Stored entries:
◆ ◆ ◆ ◆
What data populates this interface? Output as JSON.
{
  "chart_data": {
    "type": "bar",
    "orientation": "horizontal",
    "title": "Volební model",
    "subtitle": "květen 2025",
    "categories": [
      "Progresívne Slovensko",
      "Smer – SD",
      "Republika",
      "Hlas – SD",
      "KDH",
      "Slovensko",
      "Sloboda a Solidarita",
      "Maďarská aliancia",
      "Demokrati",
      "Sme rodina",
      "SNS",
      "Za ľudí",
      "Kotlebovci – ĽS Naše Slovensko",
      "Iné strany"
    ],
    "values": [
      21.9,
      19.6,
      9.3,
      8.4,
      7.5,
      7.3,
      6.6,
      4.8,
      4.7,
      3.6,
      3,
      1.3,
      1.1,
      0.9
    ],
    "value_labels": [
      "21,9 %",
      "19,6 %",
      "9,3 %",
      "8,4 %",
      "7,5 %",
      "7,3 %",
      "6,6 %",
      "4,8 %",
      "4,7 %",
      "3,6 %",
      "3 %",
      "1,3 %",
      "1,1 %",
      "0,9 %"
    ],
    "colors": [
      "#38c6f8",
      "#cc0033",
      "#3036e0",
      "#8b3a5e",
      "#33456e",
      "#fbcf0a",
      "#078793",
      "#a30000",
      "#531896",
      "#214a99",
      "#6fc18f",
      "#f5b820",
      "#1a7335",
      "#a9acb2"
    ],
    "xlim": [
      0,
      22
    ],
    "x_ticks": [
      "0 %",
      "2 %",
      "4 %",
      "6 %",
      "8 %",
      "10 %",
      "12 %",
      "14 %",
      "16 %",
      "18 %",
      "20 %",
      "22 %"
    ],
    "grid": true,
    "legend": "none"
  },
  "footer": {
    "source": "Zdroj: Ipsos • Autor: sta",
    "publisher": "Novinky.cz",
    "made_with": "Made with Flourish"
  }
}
◆ ◆ ◆ ◆
Please set down each line of the records exactly as given.

What data populates this interface? Output as JSON.
{
  "chart_data": {
    "type": "bar",
    "orientation": "horizontal",
    "title": "Volební model",
    "subtitle": "květen 2025",
    "categories": [
      "Progresívne Slovensko",
      "Smer – SD",
      "Republika",
      "Hlas – SD",
      "KDH",
      "Slovensko",
      "Sloboda a Solidarita",
      "Maďarská aliancia",
      "Demokrati",
      "Sme rodina",
      "SNS",
      "Za ľudí",
      "Kotlebovci – ĽS Naše Slovensko",
      "Iné strany"
    ],
    "values": [
      21.9,
      19.6,
      9.3,
      8.4,
      7.5,
      7.3,
      6.6,
      4.8,
      4.7,
      3.6,
      3,
      1.3,
      1.1,
      0.9
    ],
    "value_labels": [
      "21,9 %",
      "19,6 %",
      "9,3 %",
      "8,4 %",
      "7,5 %",
      "7,3 %",
      "6,6 %",
      "4,8 %",
      "4,7 %",
      "3,6 %",
      "3 %",
      "1,3 %",
      "1,1 %",
      "0,9 %"
    ],
    "colors": [
      "#38c6f8",
      "#cc0033",
      "#3036e0",
      "#8b3a5e",
      "#33456e",
      "#fbcf0a",
      "#078793",
      "#a30000",
      "#531896",
      "#214a99",
      "#6fc18f",
      "#f5b820",
      "#1a7335",
      "#a9acb2"
    ],
    "xlim": [
      0,
      22
    ],
    "x_ticks": [
      "0 %",
      "2 %",
      "4 %",
      "6 %",
      "8 %",
      "10 %",
      "12 %",
      "14 %",
      "16 %",
      "18 %",
      "20 %",
      "22 %"
    ],
    "grid": true,
    "legend": "none"
  },
  "footer": {
    "source": "Zdroj: Ipsos • Autor: sta",
    "publisher": "Novinky.cz",
    "made_with": "Made with Flourish"
  }
}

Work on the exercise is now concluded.